* **Task requirements**: Pictures stay out of your copy, but everything else in the records below must be repeated exactly.

☆ ☆ ☆ ☆

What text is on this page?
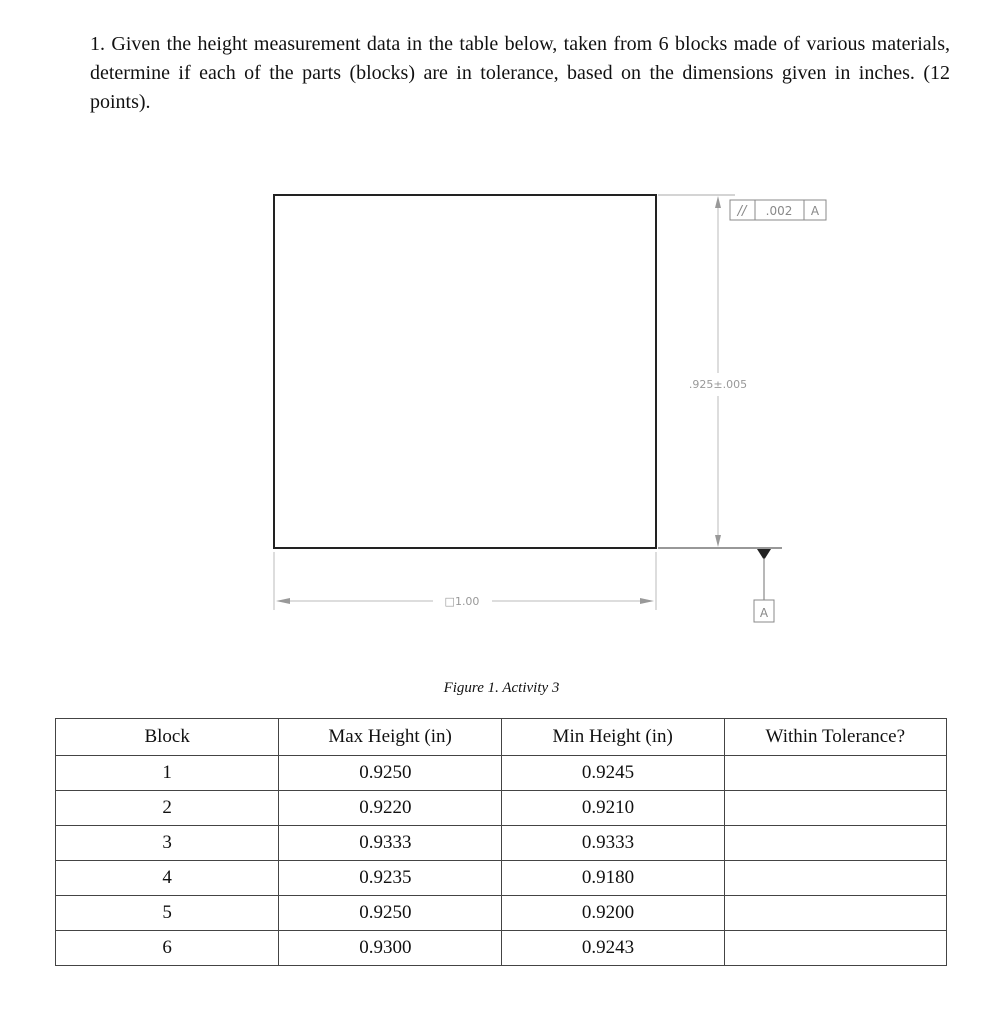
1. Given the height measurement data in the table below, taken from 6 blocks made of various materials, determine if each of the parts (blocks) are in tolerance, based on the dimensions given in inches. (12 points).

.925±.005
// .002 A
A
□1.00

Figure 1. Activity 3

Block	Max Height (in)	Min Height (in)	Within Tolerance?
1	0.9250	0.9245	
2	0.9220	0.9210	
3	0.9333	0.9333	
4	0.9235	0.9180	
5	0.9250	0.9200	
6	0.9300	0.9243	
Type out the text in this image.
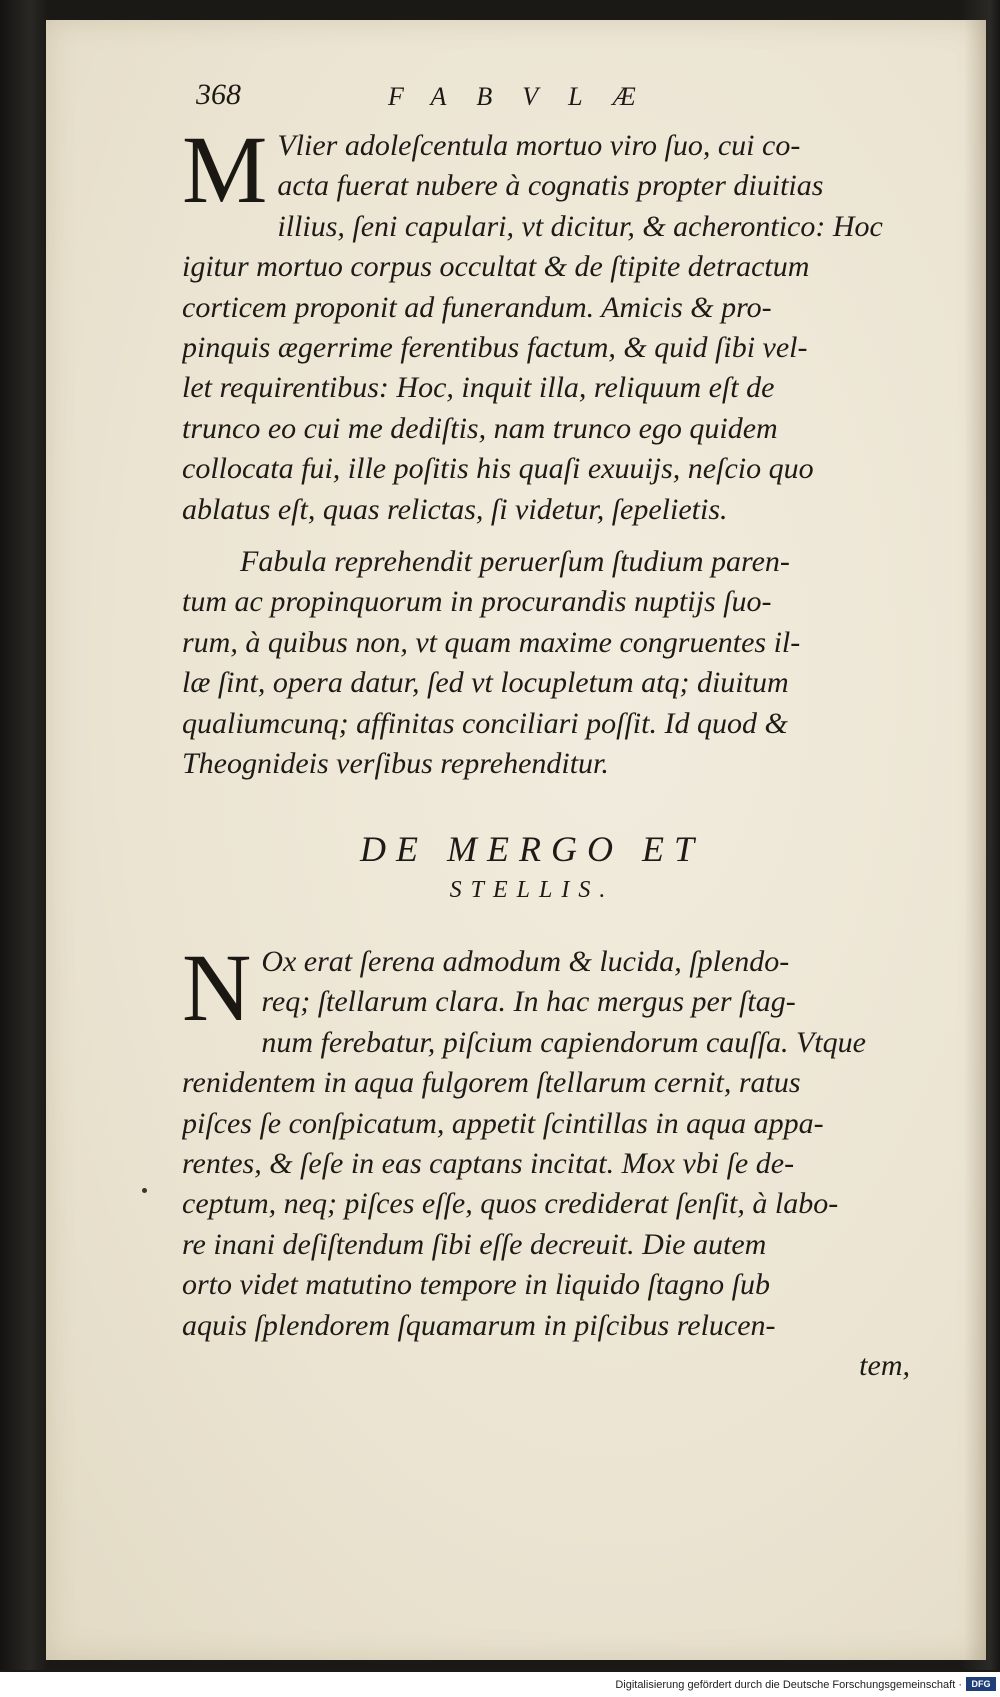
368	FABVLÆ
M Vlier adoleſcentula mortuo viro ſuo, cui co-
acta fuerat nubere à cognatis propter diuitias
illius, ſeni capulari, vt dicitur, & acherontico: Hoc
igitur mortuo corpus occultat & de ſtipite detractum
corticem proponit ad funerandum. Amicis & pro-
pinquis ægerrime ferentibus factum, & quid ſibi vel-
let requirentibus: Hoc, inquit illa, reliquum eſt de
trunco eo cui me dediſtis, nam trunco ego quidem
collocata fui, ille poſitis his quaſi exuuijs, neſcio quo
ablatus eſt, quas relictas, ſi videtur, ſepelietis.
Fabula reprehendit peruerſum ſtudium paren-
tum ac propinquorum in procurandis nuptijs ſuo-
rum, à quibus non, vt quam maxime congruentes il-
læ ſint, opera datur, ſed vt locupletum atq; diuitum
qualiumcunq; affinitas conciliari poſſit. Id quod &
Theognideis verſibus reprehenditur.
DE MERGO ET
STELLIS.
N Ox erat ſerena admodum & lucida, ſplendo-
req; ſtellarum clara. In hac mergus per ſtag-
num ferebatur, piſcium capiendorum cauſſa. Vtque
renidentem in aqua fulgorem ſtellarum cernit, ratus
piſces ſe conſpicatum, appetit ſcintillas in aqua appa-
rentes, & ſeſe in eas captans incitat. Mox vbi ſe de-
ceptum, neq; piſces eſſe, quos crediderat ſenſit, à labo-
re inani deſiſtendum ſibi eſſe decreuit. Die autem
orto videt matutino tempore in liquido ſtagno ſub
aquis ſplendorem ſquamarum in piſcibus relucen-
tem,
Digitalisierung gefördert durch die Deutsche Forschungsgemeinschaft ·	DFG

☆ ☆ ☆ ☆

* **Solution to this problem**:
What text is on this page?
1. Given the height measurement data in the table below, taken from 6 blocks made of various materials, determine if each of the parts (blocks) are in tolerance, based on the dimensions given in inches. (12 points).

.925±.005
// .002 A
A
□1.00

Figure 1. Activity 3

Block	Max Height (in)	Min Height (in)	Within Tolerance?
1	0.9250	0.9245	
2	0.9220	0.9210	
3	0.9333	0.9333	
4	0.9235	0.9180	
5	0.9250	0.9200	
6	0.9300	0.9243	
Type out the text in this image.
368	FABVLÆ
M Vlier adoleſcentula mortuo viro ſuo, cui co-
acta fuerat nubere à cognatis propter diuitias
illius, ſeni capulari, vt dicitur, & acherontico: Hoc
igitur mortuo corpus occultat & de ſtipite detractum
corticem proponit ad funerandum. Amicis & pro-
pinquis ægerrime ferentibus factum, & quid ſibi vel-
let requirentibus: Hoc, inquit illa, reliquum eſt de
trunco eo cui me dediſtis, nam trunco ego quidem
collocata fui, ille poſitis his quaſi exuuijs, neſcio quo
ablatus eſt, quas relictas, ſi videtur, ſepelietis.
Fabula reprehendit peruerſum ſtudium paren-
tum ac propinquorum in procurandis nuptijs ſuo-
rum, à quibus non, vt quam maxime congruentes il-
læ ſint, opera datur, ſed vt locupletum atq; diuitum
qualiumcunq; affinitas conciliari poſſit. Id quod &
Theognideis verſibus reprehenditur.
DE MERGO ET
STELLIS.
N Ox erat ſerena admodum & lucida, ſplendo-
req; ſtellarum clara. In hac mergus per ſtag-
num ferebatur, piſcium capiendorum cauſſa. Vtque
renidentem in aqua fulgorem ſtellarum cernit, ratus
piſces ſe conſpicatum, appetit ſcintillas in aqua appa-
rentes, & ſeſe in eas captans incitat. Mox vbi ſe de-
ceptum, neq; piſces eſſe, quos crediderat ſenſit, à labo-
re inani deſiſtendum ſibi eſſe decreuit. Die autem
orto videt matutino tempore in liquido ſtagno ſub
aquis ſplendorem ſquamarum in piſcibus relucen-
tem,
Digitalisierung gefördert durch die Deutsche Forschungsgemeinschaft ·	DFG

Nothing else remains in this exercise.